Provided records:
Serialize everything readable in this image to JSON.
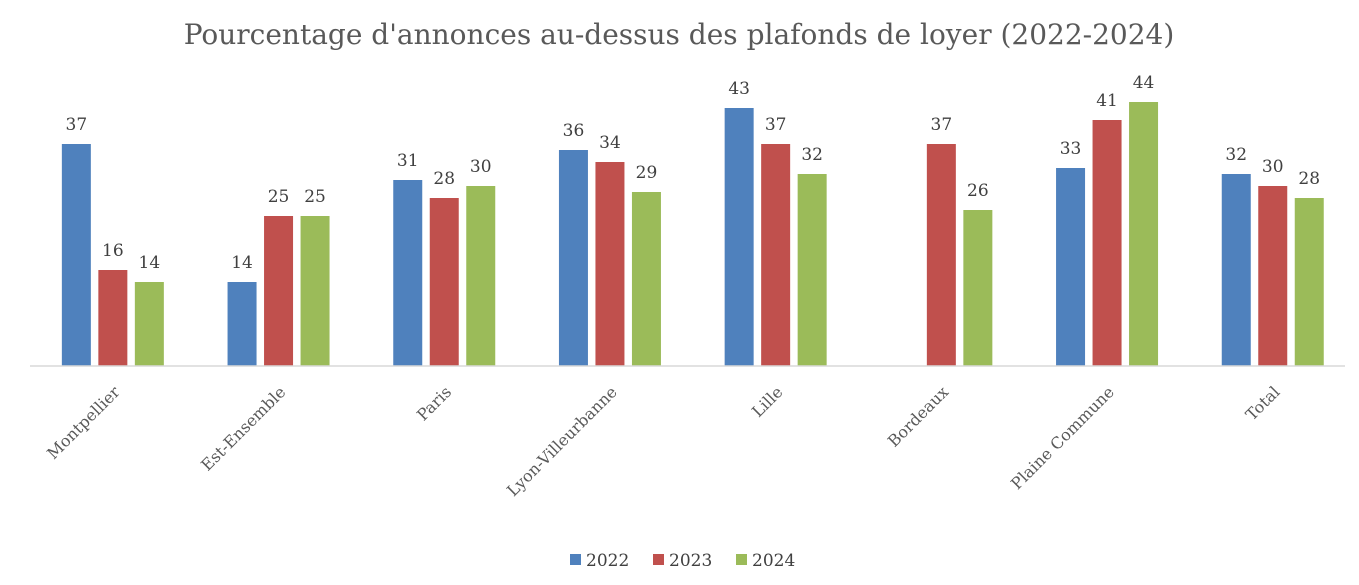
{
  "chart_data": {
    "type": "bar",
    "title": "Pourcentage d'annonces au-dessus des plafonds de loyer (2022-2024)",
    "xlabel": "",
    "ylabel": "",
    "ylim": [
      0,
      45
    ],
    "grid": false,
    "legend_position": "bottom",
    "categories": [
      "Montpellier",
      "Est-Ensemble",
      "Paris",
      "Lyon-Villeurbanne",
      "Lille",
      "Bordeaux",
      "Plaine Commune",
      "Total"
    ],
    "series": [
      {
        "name": "2022",
        "color": "#4F81BD",
        "values": [
          37,
          14,
          31,
          36,
          43,
          null,
          33,
          32
        ]
      },
      {
        "name": "2023",
        "color": "#C0504D",
        "values": [
          16,
          25,
          28,
          34,
          37,
          37,
          41,
          30
        ]
      },
      {
        "name": "2024",
        "color": "#9BBB59",
        "values": [
          14,
          25,
          30,
          29,
          32,
          26,
          44,
          28
        ]
      }
    ]
  }
}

What the task requires: Write out the listing word for word, omitting the pictures it holds.

Full solution:
Serialize everything readable in this image to JSON.
{
  "chart_data": {
    "type": "bar",
    "title": "Pourcentage d'annonces au-dessus des plafonds de loyer (2022-2024)",
    "xlabel": "",
    "ylabel": "",
    "ylim": [
      0,
      45
    ],
    "grid": false,
    "legend_position": "bottom",
    "categories": [
      "Montpellier",
      "Est-Ensemble",
      "Paris",
      "Lyon-Villeurbanne",
      "Lille",
      "Bordeaux",
      "Plaine Commune",
      "Total"
    ],
    "series": [
      {
        "name": "2022",
        "color": "#4F81BD",
        "values": [
          37,
          14,
          31,
          36,
          43,
          null,
          33,
          32
        ]
      },
      {
        "name": "2023",
        "color": "#C0504D",
        "values": [
          16,
          25,
          28,
          34,
          37,
          37,
          41,
          30
        ]
      },
      {
        "name": "2024",
        "color": "#9BBB59",
        "values": [
          14,
          25,
          30,
          29,
          32,
          26,
          44,
          28
        ]
      }
    ]
  }
}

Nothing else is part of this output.